--- BEGIN ---

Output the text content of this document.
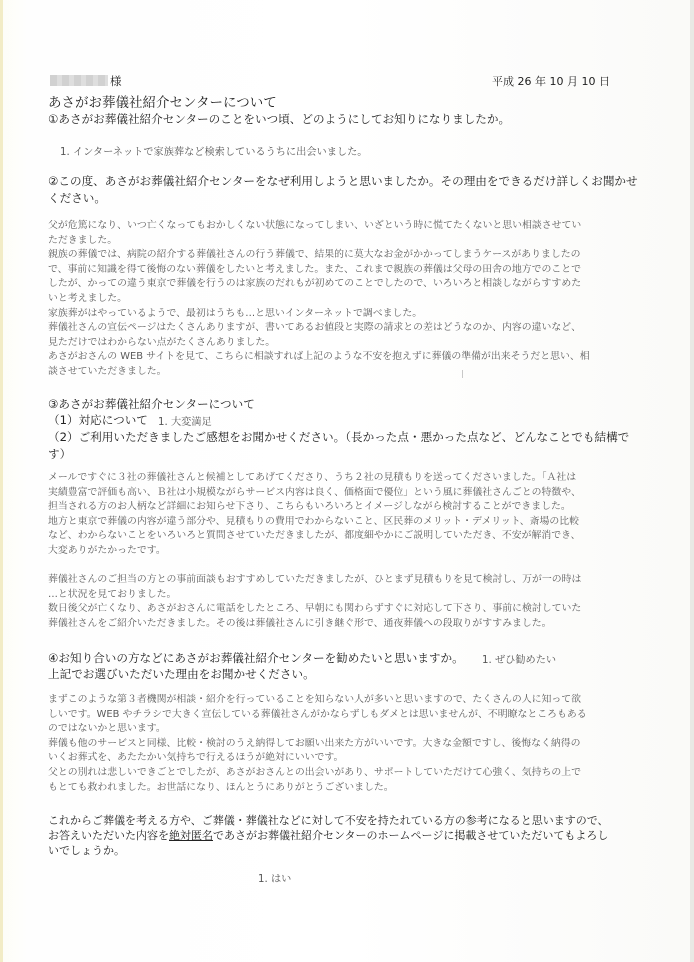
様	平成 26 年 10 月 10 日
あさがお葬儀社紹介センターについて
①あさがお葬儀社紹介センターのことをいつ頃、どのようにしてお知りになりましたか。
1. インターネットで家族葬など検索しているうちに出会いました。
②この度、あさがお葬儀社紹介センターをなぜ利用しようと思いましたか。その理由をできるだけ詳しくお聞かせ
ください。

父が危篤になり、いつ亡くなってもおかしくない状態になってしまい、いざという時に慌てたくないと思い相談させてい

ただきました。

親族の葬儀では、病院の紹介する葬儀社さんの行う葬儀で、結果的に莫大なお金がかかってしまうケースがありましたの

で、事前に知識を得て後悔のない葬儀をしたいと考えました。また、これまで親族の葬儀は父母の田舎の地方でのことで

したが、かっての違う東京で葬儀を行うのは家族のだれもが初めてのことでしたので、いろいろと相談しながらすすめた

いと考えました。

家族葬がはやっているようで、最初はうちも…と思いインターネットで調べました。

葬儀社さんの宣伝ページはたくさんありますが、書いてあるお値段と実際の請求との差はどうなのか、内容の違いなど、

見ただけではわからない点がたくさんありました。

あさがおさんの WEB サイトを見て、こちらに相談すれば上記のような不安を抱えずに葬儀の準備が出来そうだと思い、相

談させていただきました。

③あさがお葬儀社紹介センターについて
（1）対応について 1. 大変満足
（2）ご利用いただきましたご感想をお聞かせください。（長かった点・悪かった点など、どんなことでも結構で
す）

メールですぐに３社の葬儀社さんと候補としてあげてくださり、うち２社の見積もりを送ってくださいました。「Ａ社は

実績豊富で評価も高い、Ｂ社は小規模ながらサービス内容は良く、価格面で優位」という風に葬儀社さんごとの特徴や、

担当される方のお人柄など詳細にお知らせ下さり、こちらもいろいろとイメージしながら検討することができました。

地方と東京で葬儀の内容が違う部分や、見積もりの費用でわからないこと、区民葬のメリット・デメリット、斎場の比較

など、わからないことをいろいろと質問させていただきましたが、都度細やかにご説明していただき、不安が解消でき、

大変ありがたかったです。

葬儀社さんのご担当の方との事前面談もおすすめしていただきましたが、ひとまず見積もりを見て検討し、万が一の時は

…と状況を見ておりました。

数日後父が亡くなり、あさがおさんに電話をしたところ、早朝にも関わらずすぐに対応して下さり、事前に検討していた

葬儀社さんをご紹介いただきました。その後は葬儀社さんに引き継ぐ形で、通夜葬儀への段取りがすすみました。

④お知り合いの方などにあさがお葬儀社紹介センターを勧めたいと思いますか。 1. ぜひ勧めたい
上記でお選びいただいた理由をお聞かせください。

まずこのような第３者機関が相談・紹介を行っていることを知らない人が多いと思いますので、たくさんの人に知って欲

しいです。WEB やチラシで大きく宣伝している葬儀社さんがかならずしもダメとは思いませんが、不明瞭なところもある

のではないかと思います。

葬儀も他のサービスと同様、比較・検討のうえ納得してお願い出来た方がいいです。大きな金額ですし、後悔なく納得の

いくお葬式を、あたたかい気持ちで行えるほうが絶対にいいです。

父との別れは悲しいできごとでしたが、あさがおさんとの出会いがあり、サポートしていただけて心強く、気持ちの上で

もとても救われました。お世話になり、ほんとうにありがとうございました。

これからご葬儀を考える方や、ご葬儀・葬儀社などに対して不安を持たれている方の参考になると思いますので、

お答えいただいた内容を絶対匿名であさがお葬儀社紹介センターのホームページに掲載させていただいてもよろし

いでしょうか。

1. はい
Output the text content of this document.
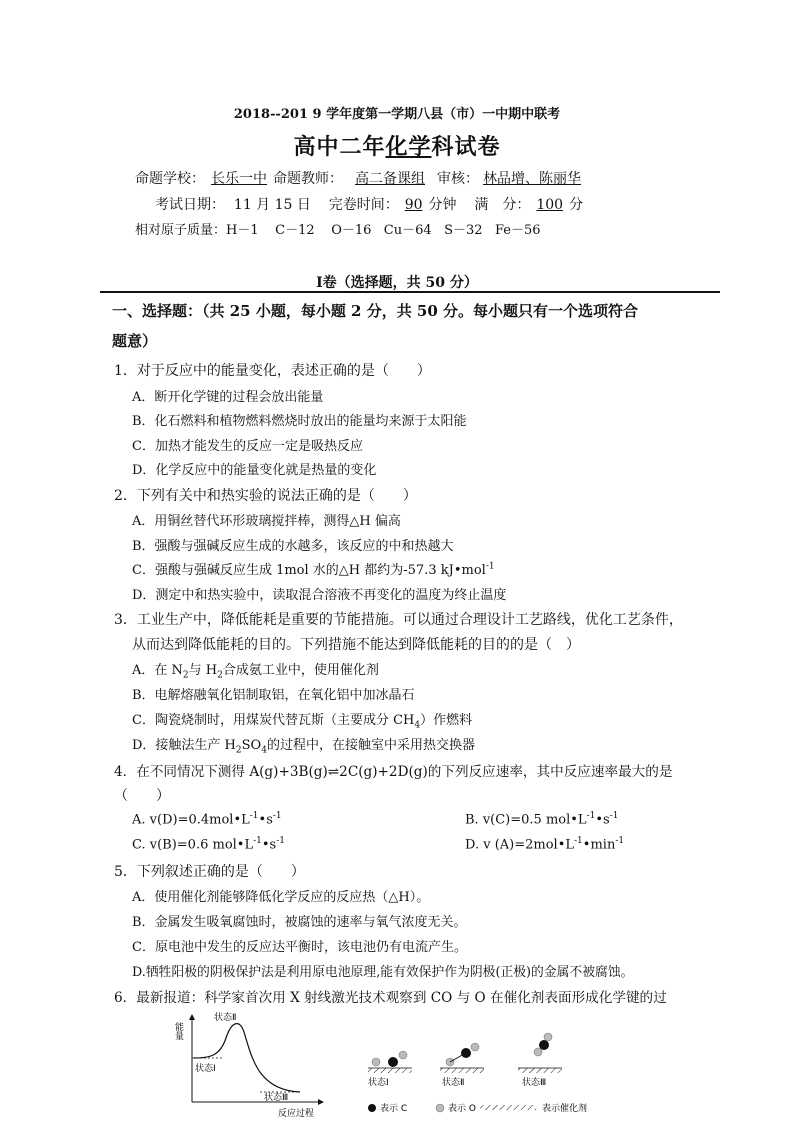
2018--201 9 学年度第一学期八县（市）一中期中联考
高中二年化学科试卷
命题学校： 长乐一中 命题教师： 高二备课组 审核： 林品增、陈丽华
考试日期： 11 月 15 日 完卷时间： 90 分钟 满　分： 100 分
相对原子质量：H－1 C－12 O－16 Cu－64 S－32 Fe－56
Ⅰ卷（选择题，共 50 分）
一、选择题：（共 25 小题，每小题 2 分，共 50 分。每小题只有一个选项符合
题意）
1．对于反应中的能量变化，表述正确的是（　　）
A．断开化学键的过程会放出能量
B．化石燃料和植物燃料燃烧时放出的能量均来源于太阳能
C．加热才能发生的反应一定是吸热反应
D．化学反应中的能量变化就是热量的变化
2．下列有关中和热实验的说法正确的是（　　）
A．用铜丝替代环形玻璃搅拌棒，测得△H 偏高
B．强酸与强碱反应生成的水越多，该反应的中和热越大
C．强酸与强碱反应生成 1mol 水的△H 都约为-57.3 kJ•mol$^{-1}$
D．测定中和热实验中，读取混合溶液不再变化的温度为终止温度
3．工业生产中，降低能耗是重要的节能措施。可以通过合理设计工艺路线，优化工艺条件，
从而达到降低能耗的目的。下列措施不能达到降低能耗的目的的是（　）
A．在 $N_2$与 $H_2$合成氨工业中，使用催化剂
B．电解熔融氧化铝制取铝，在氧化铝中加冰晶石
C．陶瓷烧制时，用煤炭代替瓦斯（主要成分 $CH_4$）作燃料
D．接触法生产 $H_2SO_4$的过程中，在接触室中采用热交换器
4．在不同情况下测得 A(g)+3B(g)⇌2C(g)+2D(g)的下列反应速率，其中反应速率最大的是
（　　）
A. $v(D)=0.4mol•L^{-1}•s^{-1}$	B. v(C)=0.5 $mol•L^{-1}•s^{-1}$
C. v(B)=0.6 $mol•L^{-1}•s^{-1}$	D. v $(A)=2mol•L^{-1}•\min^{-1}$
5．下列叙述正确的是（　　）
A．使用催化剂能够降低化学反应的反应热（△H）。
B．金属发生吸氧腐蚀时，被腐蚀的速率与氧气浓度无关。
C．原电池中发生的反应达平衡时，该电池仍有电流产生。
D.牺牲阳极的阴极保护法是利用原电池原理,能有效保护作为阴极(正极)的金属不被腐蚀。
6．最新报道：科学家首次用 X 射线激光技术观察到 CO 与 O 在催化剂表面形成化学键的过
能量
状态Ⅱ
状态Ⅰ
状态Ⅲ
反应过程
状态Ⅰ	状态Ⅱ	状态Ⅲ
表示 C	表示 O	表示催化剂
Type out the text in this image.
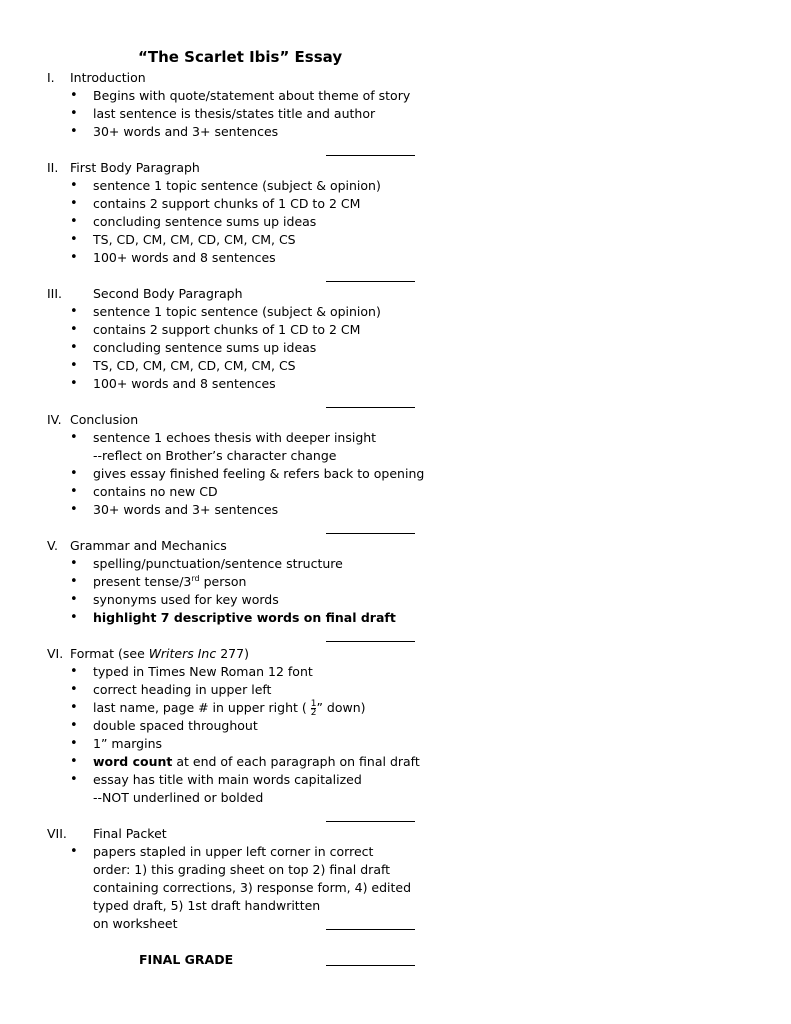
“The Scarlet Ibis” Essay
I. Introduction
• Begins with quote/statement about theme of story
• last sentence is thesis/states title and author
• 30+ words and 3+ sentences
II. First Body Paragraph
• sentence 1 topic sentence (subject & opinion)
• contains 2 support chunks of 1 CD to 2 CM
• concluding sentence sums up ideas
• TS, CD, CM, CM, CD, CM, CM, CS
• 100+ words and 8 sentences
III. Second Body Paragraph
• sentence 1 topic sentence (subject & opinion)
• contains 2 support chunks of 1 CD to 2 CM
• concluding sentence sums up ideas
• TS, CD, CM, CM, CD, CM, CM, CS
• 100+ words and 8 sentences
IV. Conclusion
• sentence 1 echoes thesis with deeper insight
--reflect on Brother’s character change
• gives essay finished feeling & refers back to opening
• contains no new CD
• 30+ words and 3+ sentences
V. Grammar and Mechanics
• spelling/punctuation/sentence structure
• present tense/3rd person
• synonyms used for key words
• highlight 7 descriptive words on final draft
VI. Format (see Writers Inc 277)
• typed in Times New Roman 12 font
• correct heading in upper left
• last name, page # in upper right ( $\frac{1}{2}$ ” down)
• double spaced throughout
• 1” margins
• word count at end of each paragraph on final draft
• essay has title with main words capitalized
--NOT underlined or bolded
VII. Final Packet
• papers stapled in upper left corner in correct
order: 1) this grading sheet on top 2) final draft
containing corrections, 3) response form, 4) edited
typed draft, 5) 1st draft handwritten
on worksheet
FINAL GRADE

--- END ---

Given exercise - From the records given above, copy all lines containing "this".

Right answer -
Output the text content of this document.
Output the text content of this document.
Type out the text in this image.
order: 1) this grading sheet on top 2) final draft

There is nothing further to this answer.